• Input:
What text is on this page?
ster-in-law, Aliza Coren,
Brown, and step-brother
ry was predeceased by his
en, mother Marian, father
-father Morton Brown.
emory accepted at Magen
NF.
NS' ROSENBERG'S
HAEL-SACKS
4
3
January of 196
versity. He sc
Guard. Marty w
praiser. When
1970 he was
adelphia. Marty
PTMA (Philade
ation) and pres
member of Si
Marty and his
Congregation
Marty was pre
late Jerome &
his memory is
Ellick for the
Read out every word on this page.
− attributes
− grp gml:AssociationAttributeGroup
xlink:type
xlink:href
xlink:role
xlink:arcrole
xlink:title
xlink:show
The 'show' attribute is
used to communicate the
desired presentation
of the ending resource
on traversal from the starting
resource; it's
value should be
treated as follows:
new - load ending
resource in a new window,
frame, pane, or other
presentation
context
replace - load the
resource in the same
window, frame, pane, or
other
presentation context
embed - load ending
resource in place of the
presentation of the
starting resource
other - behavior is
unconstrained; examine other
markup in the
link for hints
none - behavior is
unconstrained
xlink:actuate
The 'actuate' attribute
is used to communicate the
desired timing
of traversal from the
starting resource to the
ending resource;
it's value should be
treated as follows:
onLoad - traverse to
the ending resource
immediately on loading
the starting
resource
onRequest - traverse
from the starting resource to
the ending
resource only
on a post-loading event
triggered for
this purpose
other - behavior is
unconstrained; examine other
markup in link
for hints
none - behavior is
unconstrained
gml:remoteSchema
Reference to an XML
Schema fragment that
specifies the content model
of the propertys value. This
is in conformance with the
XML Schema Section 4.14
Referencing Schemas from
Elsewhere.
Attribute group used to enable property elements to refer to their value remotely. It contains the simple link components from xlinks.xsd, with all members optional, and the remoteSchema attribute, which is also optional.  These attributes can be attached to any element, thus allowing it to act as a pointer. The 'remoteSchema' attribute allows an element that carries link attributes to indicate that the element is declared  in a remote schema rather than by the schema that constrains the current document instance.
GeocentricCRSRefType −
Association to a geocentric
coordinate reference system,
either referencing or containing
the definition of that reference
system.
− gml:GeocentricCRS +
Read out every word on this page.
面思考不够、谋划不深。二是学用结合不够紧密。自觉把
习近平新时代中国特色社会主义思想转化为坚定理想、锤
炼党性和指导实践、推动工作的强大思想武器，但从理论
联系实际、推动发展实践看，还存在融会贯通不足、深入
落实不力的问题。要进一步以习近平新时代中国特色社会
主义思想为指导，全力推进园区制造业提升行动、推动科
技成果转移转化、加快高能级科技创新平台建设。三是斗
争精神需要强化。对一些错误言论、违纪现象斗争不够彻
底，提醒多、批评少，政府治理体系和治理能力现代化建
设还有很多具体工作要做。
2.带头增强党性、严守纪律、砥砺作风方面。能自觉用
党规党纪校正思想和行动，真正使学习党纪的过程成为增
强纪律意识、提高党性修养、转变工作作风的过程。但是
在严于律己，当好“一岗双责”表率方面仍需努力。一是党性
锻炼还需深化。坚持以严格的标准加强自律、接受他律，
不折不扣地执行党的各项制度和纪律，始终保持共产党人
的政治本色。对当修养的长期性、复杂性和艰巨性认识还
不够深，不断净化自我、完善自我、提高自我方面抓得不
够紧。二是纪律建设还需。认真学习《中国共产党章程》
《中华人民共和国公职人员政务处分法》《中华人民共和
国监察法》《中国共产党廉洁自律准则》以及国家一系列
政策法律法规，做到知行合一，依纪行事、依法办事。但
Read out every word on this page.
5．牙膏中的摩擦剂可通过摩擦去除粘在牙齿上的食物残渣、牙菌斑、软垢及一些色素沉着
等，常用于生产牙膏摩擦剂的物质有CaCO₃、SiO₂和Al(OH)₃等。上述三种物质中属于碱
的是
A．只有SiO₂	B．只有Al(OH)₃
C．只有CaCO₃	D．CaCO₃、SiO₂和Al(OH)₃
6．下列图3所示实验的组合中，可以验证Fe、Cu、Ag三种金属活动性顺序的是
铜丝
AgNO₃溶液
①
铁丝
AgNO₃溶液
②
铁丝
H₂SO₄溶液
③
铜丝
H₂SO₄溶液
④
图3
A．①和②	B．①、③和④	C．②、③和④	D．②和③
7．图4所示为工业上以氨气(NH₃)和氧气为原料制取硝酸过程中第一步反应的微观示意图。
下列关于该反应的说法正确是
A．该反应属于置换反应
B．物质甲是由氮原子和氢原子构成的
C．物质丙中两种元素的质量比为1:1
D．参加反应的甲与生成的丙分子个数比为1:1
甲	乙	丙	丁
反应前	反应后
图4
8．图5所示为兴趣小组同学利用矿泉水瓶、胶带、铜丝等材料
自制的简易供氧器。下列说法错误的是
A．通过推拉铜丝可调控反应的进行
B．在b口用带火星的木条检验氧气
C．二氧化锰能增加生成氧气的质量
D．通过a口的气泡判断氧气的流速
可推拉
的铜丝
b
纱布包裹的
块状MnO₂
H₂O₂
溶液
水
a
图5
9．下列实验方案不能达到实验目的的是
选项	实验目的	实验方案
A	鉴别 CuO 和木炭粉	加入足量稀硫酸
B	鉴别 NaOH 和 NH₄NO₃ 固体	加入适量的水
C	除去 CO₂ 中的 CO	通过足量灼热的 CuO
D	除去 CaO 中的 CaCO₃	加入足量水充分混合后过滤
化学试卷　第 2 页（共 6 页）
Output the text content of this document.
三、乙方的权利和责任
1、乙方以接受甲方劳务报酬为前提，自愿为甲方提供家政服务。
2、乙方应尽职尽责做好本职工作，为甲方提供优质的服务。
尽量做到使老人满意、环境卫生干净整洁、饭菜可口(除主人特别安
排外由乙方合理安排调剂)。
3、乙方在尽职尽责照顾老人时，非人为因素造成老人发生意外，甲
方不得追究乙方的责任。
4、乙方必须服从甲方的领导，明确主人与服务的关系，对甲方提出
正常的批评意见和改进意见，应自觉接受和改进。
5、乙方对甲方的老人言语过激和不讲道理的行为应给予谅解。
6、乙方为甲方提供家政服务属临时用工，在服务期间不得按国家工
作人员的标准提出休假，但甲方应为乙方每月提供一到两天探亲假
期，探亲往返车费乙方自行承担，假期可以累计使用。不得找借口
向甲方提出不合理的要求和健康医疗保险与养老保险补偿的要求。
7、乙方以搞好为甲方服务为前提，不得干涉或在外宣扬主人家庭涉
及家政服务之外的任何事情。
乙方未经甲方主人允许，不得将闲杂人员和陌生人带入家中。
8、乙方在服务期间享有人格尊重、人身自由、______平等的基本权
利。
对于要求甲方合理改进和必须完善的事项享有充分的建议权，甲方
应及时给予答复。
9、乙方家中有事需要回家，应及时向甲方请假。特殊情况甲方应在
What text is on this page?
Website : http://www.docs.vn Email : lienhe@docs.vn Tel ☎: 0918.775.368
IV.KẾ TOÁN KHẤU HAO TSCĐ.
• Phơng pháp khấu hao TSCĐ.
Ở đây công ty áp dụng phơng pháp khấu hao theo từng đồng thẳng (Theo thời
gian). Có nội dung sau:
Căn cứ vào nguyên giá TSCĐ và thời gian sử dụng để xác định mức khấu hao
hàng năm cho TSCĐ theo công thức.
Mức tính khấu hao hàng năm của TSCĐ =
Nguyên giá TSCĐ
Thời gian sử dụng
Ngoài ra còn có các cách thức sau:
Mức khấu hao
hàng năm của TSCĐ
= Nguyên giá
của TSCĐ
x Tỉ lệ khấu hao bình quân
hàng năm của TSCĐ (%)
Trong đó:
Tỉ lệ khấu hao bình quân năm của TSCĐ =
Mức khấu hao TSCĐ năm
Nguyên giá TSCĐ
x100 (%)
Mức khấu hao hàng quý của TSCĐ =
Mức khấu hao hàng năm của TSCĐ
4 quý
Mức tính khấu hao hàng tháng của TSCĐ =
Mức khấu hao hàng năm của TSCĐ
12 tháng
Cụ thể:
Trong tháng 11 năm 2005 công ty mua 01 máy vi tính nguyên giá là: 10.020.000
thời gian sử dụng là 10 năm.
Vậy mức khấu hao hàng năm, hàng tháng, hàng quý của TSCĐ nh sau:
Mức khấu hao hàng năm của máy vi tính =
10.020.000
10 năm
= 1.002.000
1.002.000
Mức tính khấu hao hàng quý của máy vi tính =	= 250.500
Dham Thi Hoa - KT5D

• Task goal: Find and copy each line above that includes the string "Brown".

• Answer:
Brown, and step-brother
-father Morton Brown.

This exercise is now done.